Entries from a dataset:

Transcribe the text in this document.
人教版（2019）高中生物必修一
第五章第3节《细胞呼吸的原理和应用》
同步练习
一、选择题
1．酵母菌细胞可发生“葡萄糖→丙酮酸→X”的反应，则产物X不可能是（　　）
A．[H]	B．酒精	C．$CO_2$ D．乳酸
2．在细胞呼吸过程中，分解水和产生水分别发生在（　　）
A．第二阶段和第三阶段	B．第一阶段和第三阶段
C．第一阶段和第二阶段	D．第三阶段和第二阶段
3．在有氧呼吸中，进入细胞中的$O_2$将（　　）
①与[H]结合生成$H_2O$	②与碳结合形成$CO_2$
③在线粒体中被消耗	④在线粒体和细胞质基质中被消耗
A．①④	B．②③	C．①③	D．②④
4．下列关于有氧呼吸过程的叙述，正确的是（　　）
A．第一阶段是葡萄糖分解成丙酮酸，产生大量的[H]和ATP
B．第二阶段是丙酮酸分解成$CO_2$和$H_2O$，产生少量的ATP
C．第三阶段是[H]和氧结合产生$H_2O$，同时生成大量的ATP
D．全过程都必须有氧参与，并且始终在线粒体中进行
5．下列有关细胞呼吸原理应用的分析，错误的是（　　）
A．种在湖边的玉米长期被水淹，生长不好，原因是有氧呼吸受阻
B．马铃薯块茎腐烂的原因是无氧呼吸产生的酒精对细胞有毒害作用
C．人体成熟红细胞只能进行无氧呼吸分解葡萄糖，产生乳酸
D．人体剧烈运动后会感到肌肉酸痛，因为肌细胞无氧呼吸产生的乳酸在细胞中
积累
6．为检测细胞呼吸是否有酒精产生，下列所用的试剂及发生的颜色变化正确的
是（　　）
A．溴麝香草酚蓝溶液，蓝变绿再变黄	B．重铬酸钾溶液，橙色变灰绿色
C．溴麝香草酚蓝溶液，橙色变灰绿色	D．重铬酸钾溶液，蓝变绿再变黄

--

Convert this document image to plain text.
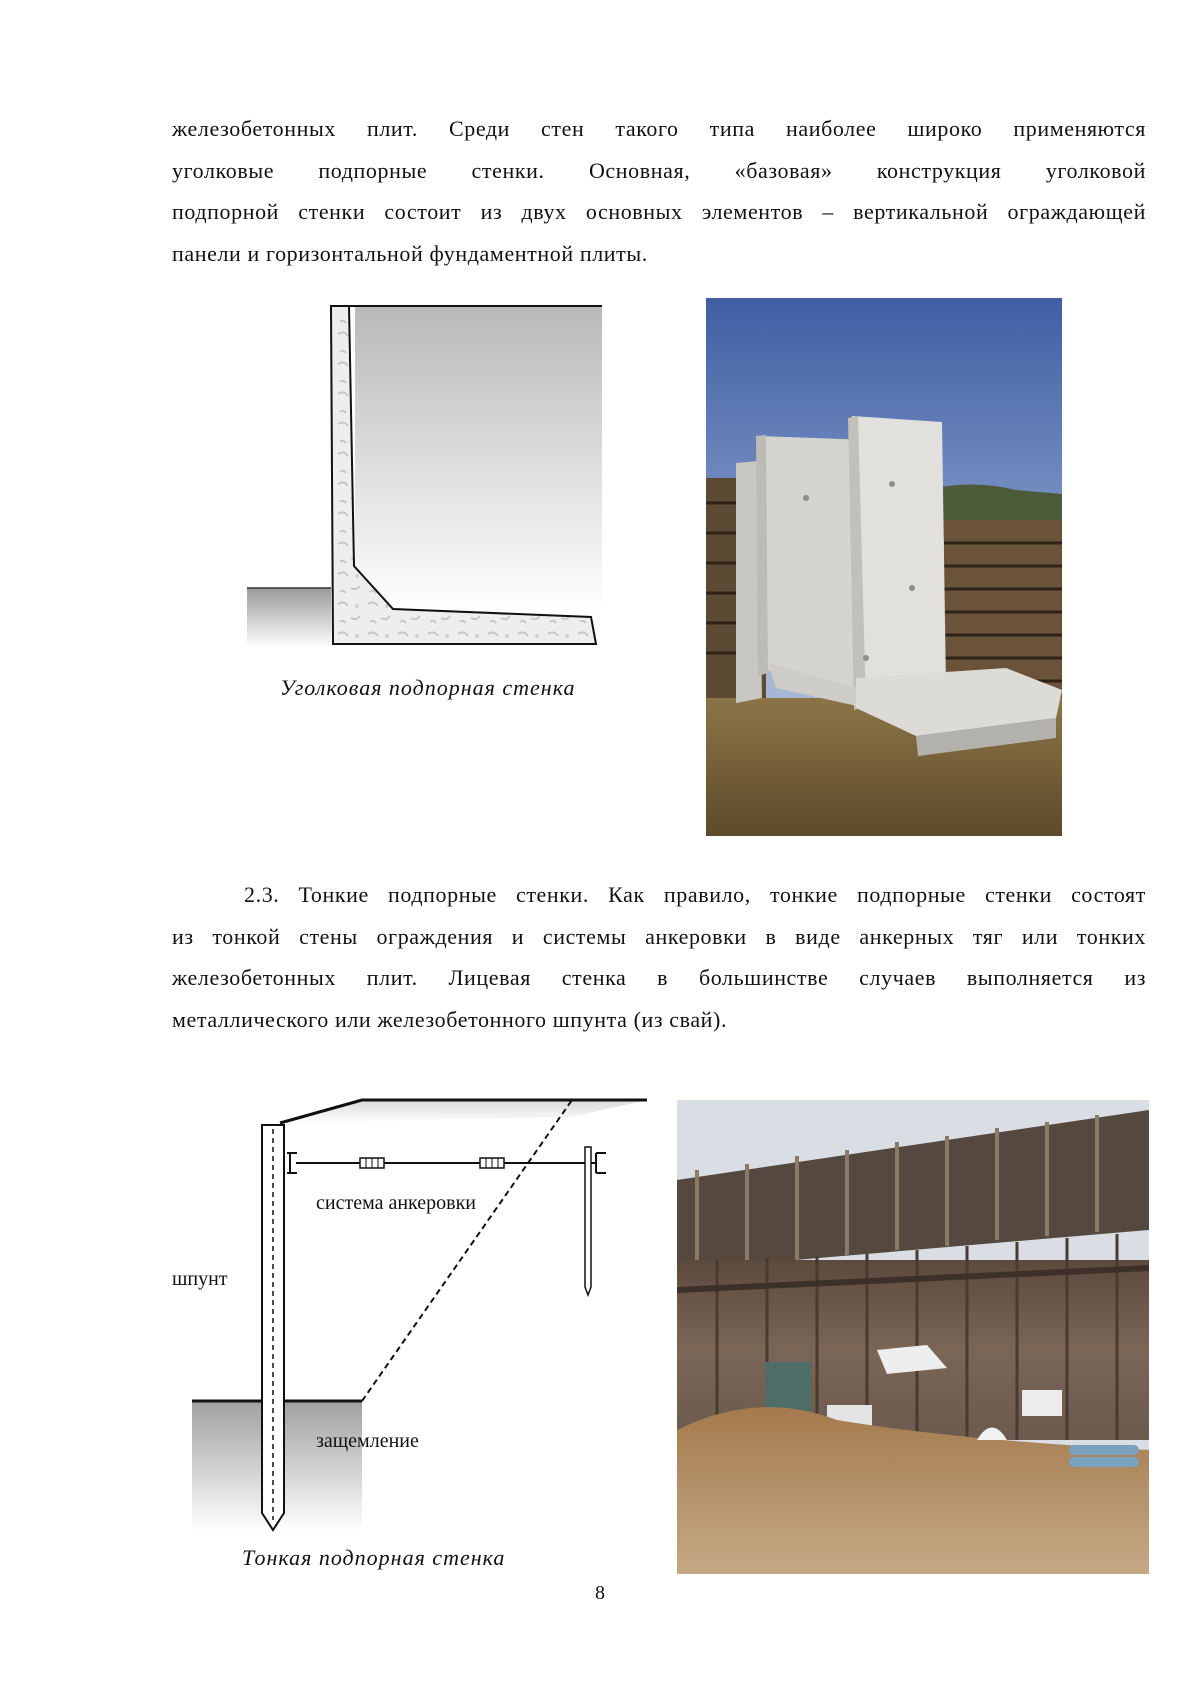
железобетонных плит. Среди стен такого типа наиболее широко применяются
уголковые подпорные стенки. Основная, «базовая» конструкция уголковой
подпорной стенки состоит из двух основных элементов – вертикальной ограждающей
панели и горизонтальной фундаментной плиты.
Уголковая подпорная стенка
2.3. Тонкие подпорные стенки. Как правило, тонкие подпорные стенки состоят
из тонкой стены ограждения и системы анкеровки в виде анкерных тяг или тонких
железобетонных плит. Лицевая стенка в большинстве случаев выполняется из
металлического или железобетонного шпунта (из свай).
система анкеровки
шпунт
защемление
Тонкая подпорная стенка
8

WHAT NEEDS TO BE DONE: Give every line of the material that includes the string "железобетонных".

ANSWER BELOW:
железобетонных плит. Среди стен такого типа наиболее широко применяются
железобетонных плит. Лицевая стенка в большинстве случаев выполняется из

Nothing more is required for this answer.